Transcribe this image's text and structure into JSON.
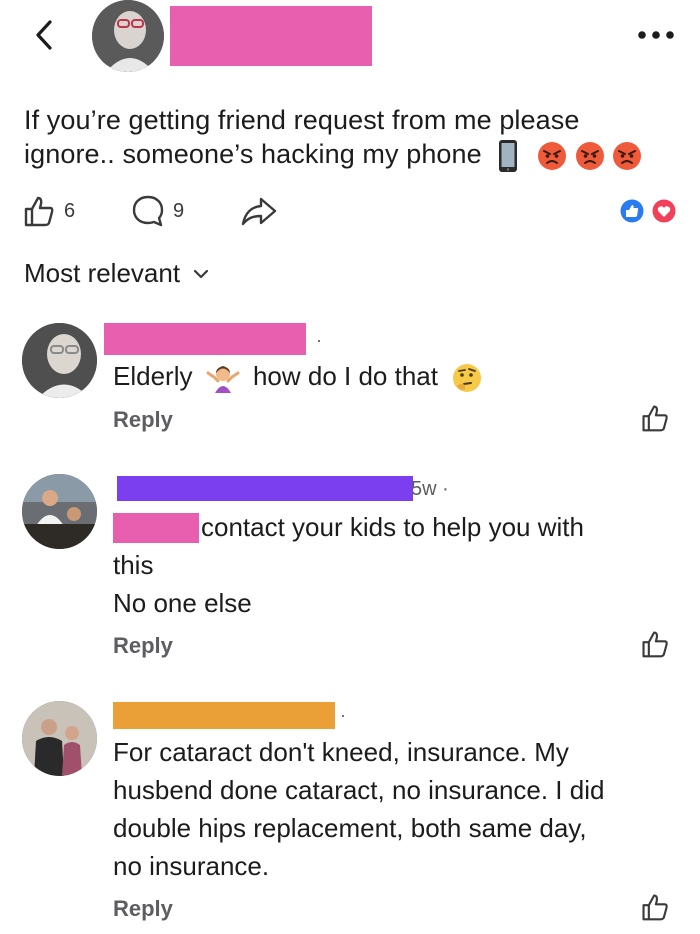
{
  "header": {
    "menu_icon": "more-horizontal-icon",
    "back_icon": "chevron-left-icon"
  },
  "post": {
    "text_line1": "If you’re getting friend request from me please",
    "text_line2": "ignore.. someone’s hacking my phone",
    "likes": "6",
    "comments": "9"
  },
  "filter": {
    "label": "Most relevant"
  },
  "comments": [
    {
      "text_a": "Elderly",
      "text_b": "how do I do that",
      "reply": "Reply"
    },
    {
      "time": "5w ·",
      "line1": "contact your kids to help you with",
      "line2": "this",
      "line3": "No one else",
      "reply": "Reply"
    },
    {
      "line1": "For cataract  don't kneed, insurance. My",
      "line2": "husbend done cataract,  no insurance.  I did",
      "line3": "double hips replacement,  both same day,",
      "line4": "no insurance.",
      "reply": "Reply"
    }
  ],
  "colors": {
    "redact_pink": "#e75fae",
    "redact_purple": "#7b3ff0",
    "redact_orange": "#eaa036",
    "like_blue": "#2b7bf0",
    "love_red": "#f0405a",
    "angry_orange": "#f06e3a"
  }
}
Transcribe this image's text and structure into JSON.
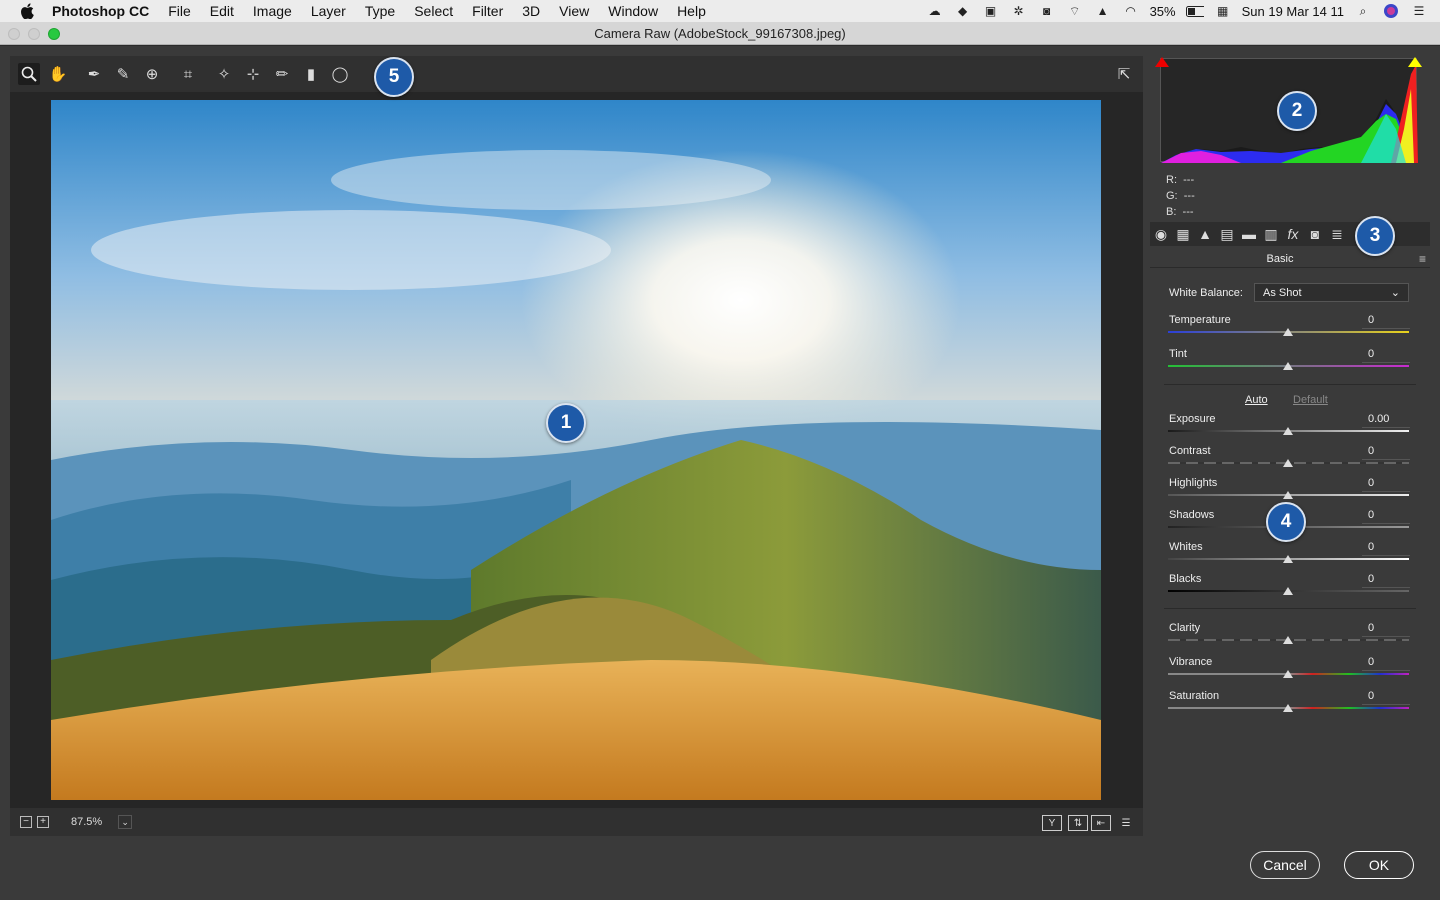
{
  "menubar": {
    "items": [
      "Photoshop CC",
      "File",
      "Edit",
      "Image",
      "Layer",
      "Type",
      "Select",
      "Filter",
      "3D",
      "View",
      "Window",
      "Help"
    ],
    "battery": "35%",
    "datetime": "Sun 19 Mar  14 11"
  },
  "window": {
    "title": "Camera Raw (AdobeStock_99167308.jpeg)"
  },
  "badges": {
    "b1": "1",
    "b2": "2",
    "b3": "3",
    "b4": "4",
    "b5": "5"
  },
  "statusbar": {
    "zoom": "87.5%"
  },
  "histogram": {
    "r_label": "R:",
    "g_label": "G:",
    "b_label": "B:",
    "r": "---",
    "g": "---",
    "b": "---"
  },
  "panel": {
    "name": "Basic",
    "white_balance_label": "White Balance:",
    "white_balance_value": "As Shot",
    "auto": "Auto",
    "default": "Default",
    "sliders": [
      {
        "label": "Temperature",
        "value": "0"
      },
      {
        "label": "Tint",
        "value": "0"
      },
      {
        "label": "Exposure",
        "value": "0.00"
      },
      {
        "label": "Contrast",
        "value": "0"
      },
      {
        "label": "Highlights",
        "value": "0"
      },
      {
        "label": "Shadows",
        "value": "0"
      },
      {
        "label": "Whites",
        "value": "0"
      },
      {
        "label": "Blacks",
        "value": "0"
      },
      {
        "label": "Clarity",
        "value": "0"
      },
      {
        "label": "Vibrance",
        "value": "0"
      },
      {
        "label": "Saturation",
        "value": "0"
      }
    ]
  },
  "footer": {
    "cancel": "Cancel",
    "ok": "OK"
  },
  "colors": {
    "accent": "#1e5aa8",
    "panel_bg": "#3a3a3a",
    "dark_bg": "#262626"
  }
}
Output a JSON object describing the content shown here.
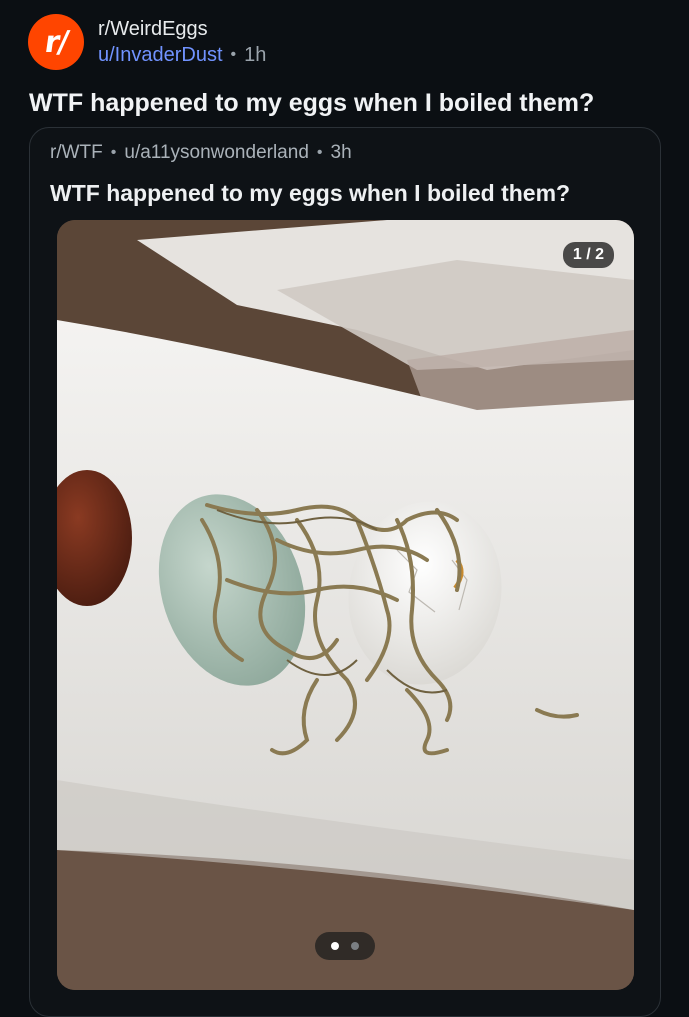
{
  "post": {
    "subreddit": "r/WeirdEggs",
    "author": "u/InvaderDust",
    "separator": "•",
    "age": "1h",
    "title": "WTF happened to my eggs when I boiled them?"
  },
  "crosspost": {
    "subreddit": "r/WTF",
    "author": "u/a11ysonwonderland",
    "separator": "•",
    "age": "3h",
    "title": "WTF happened to my eggs when I boiled them?",
    "gallery": {
      "counter": "1 / 2",
      "current": 1,
      "total": 2
    }
  },
  "colors": {
    "background": "#0b0f13",
    "brand": "#ff4500",
    "link": "#7193ff",
    "muted": "#9aa3ab"
  },
  "icons": {
    "avatar": "reddit-r-slash-logo"
  }
}
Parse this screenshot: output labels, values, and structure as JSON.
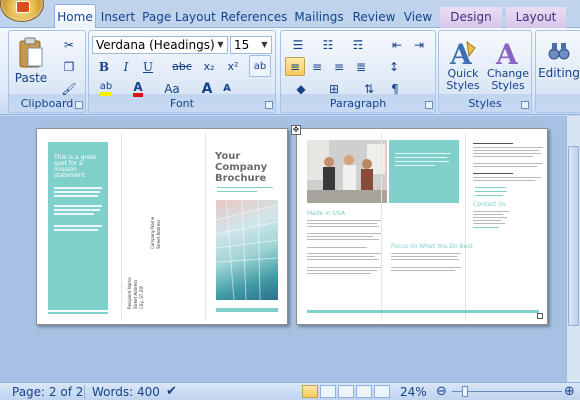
{
  "tabs": [
    {
      "label": "Home",
      "active": true
    },
    {
      "label": "Insert"
    },
    {
      "label": "Page Layout"
    },
    {
      "label": "References"
    },
    {
      "label": "Mailings"
    },
    {
      "label": "Review"
    },
    {
      "label": "View"
    },
    {
      "label": "Design",
      "contextual": true
    },
    {
      "label": "Layout",
      "contextual": true
    }
  ],
  "clipboard": {
    "paste": "Paste",
    "label": "Clipboard"
  },
  "font": {
    "name": "Verdana (Headings)",
    "size": "15",
    "label": "Font",
    "bold": "B",
    "italic": "I",
    "underline": "U",
    "strike": "abc",
    "sub": "x₂",
    "sup": "x²",
    "grow": "A",
    "shrink": "A",
    "case": "Aa",
    "color_font": "A"
  },
  "paragraph": {
    "label": "Paragraph"
  },
  "styles": {
    "quick": "Quick Styles",
    "change": "Change Styles",
    "label": "Styles"
  },
  "editing": {
    "label": "Editing"
  },
  "document": {
    "page1": {
      "panel_title": "This is a great spot for a mission statement",
      "company": "Your Company Brochure"
    },
    "page2": {
      "section1": "Made in USA",
      "section2": "Focus on What You Do Best",
      "contact": "Contact Us"
    }
  },
  "status": {
    "page": "Page: 2 of 2",
    "words": "Words: 400",
    "zoom": "24%"
  },
  "colors": {
    "teal": "#7fcfca",
    "ribbon_text": "#15428b"
  }
}
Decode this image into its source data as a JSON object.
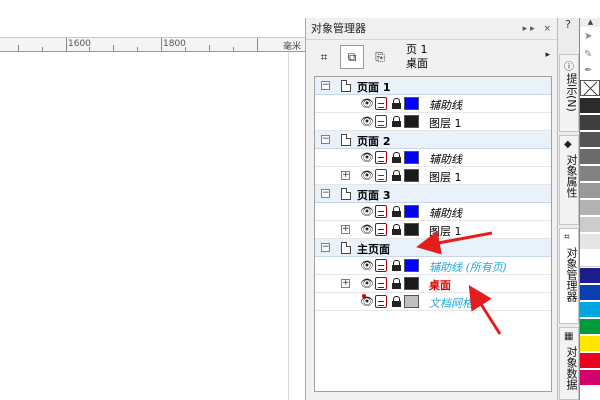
{
  "ruler": {
    "labels": [
      "1600",
      "1800"
    ],
    "unit": "毫米"
  },
  "docker": {
    "title": "对象管理器",
    "title_buttons": "▸▸ ×",
    "toolbar": {
      "current_page": "页 1",
      "current_layer": "桌面",
      "more_arrow": "▸"
    },
    "tree": {
      "page1": {
        "label": "页面 1",
        "layers": [
          {
            "label": "辅助线",
            "color": "#0000ff"
          },
          {
            "label": "图层 1",
            "color": "#1a1a1a"
          }
        ]
      },
      "page2": {
        "label": "页面 2",
        "layers": [
          {
            "label": "辅助线",
            "color": "#0000ff"
          },
          {
            "label": "图层 1",
            "color": "#1a1a1a"
          }
        ]
      },
      "page3": {
        "label": "页面 3",
        "layers": [
          {
            "label": "辅助线",
            "color": "#0000ff"
          },
          {
            "label": "图层 1",
            "color": "#1a1a1a"
          }
        ]
      },
      "master": {
        "label": "主页面",
        "layers": [
          {
            "label": "辅助线 (所有页)",
            "color": "#0000ff"
          },
          {
            "label": "桌面",
            "color": "#1a1a1a"
          },
          {
            "label": "文档网格",
            "color": "#c0c0c0"
          }
        ]
      }
    }
  },
  "side_tabs": {
    "help": "?",
    "tabs": [
      "提示(N)",
      "对象属性",
      "对象管理器",
      "对象数据"
    ]
  },
  "palette": {
    "colors": [
      "#2b2b2b",
      "#3f3f3f",
      "#555555",
      "#6b6b6b",
      "#828282",
      "#9a9a9a",
      "#b3b3b3",
      "#cccccc",
      "#e5e5e5",
      "#ffffff",
      "#1c1c8c",
      "#0a3fb2",
      "#00a6e0",
      "#009b3a",
      "#ffe600",
      "#e8001c",
      "#d1006d"
    ]
  },
  "colors": {
    "annotation_arrow": "#e41e1e",
    "page_row_bg": "#e9f1fb"
  }
}
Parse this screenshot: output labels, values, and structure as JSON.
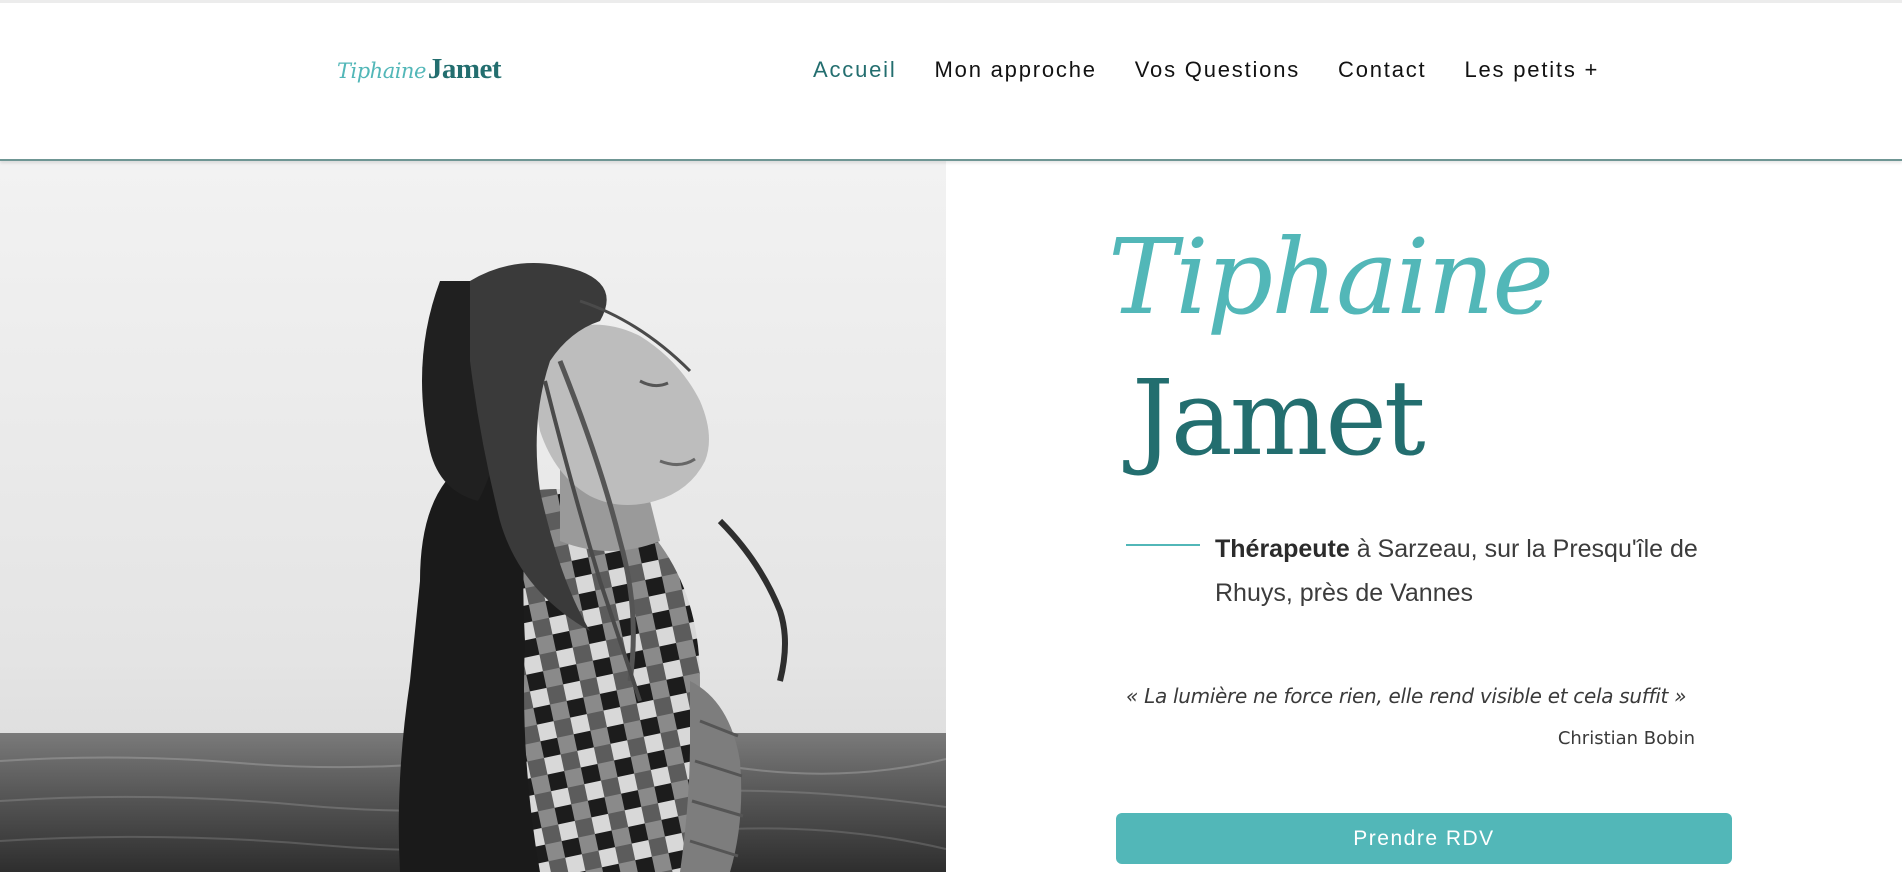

..........

Task brief: Gather all lines where the word "object" appears.

Answer in full:
Output a JSON object describing the content shown here.
Decode this image into its source data as a JSON object.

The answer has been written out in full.